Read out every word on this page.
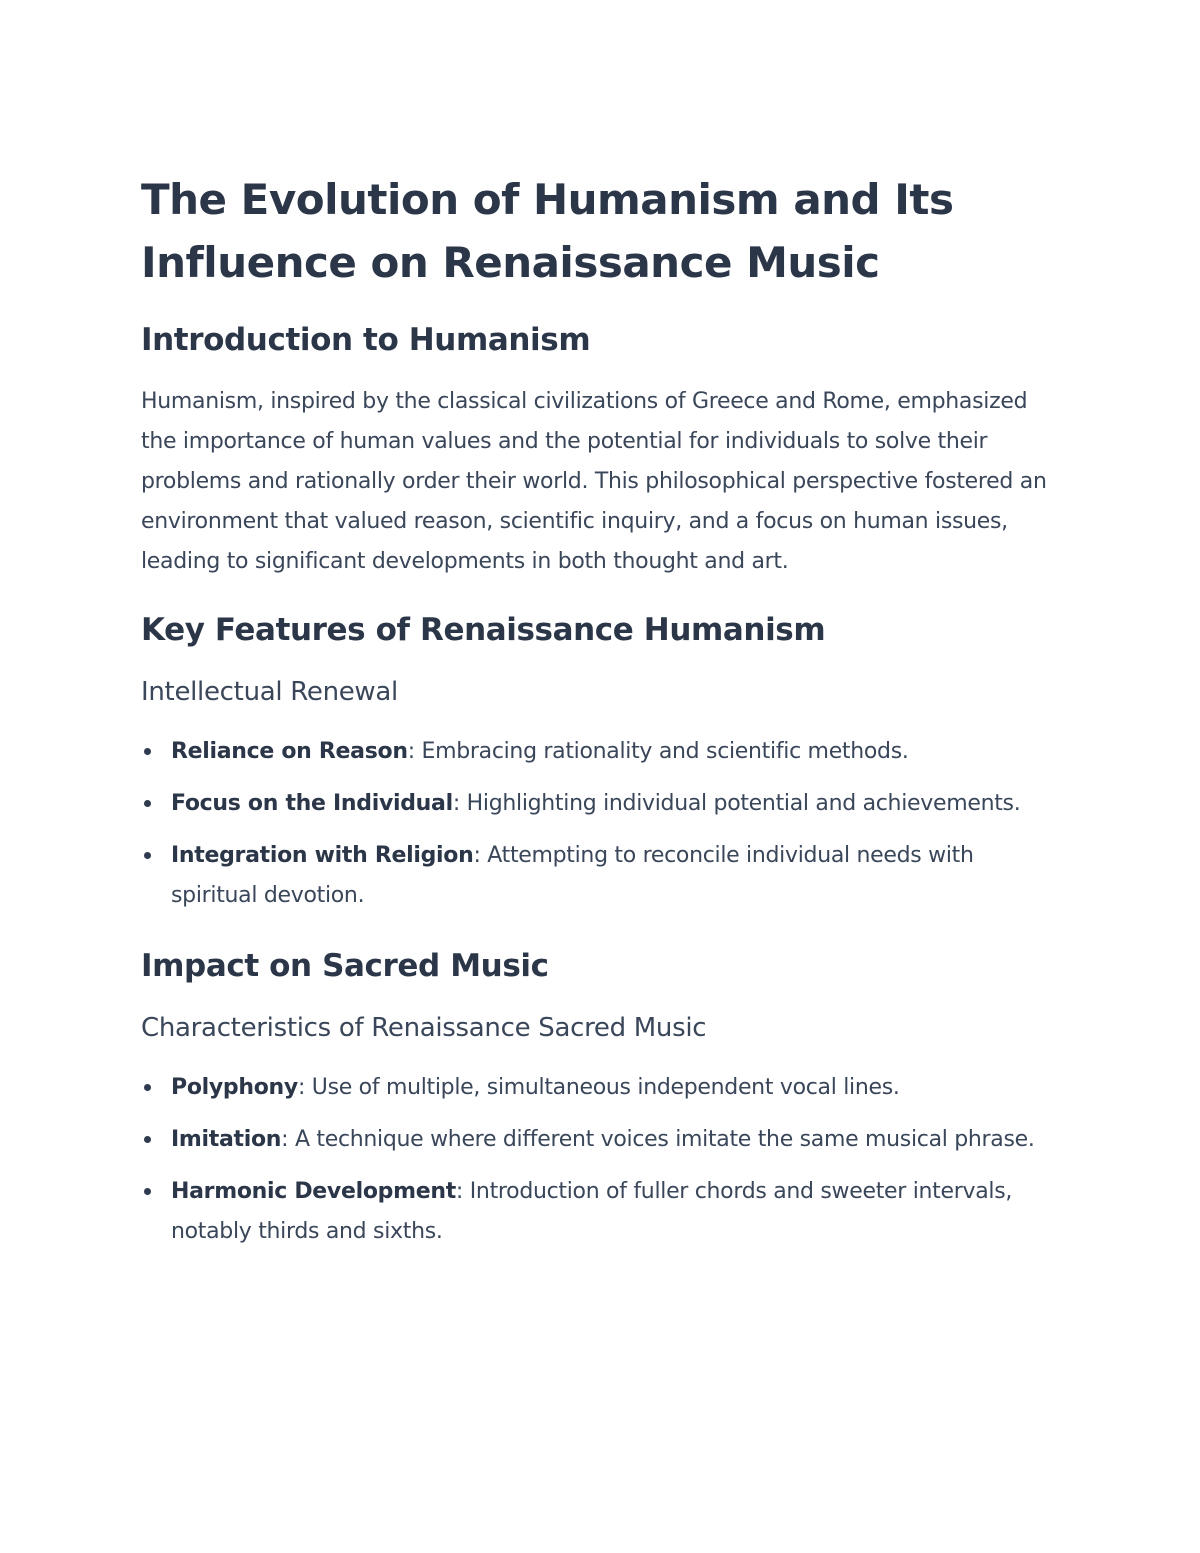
The Evolution of Humanism and Its Influence on Renaissance Music
Introduction to Humanism

Humanism, inspired by the classical civilizations of Greece and Rome, emphasized the importance of human values and the potential for individuals to solve their problems and rationally order their world. This philosophical perspective fostered an environment that valued reason, scientific inquiry, and a focus on human issues, leading to significant developments in both thought and art.

Key Features of Renaissance Humanism
Intellectual Renewal
Reliance on Reason: Embracing rationality and scientific methods.
Focus on the Individual: Highlighting individual potential and achievements.
Integration with Religion: Attempting to reconcile individual needs with spiritual devotion.
Impact on Sacred Music
Characteristics of Renaissance Sacred Music
Polyphony: Use of multiple, simultaneous independent vocal lines.
Imitation: A technique where different voices imitate the same musical phrase.
Harmonic Development: Introduction of fuller chords and sweeter intervals, notably thirds and sixths.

* * * *

All records must be output exactly as they are, except for the pictures, which are left out.

Exercise answer.
Read out every word on this page.
The Evolution of Humanism and Its Influence on Renaissance Music
Introduction to Humanism

Humanism, inspired by the classical civilizations of Greece and Rome, emphasized the importance of human values and the potential for individuals to solve their problems and rationally order their world. This philosophical perspective fostered an environment that valued reason, scientific inquiry, and a focus on human issues, leading to significant developments in both thought and art.

Key Features of Renaissance Humanism
Intellectual Renewal
Reliance on Reason: Embracing rationality and scientific methods.
Focus on the Individual: Highlighting individual potential and achievements.
Integration with Religion: Attempting to reconcile individual needs with spiritual devotion.
Impact on Sacred Music
Characteristics of Renaissance Sacred Music
Polyphony: Use of multiple, simultaneous independent vocal lines.
Imitation: A technique where different voices imitate the same musical phrase.
Harmonic Development: Introduction of fuller chords and sweeter intervals, notably thirds and sixths.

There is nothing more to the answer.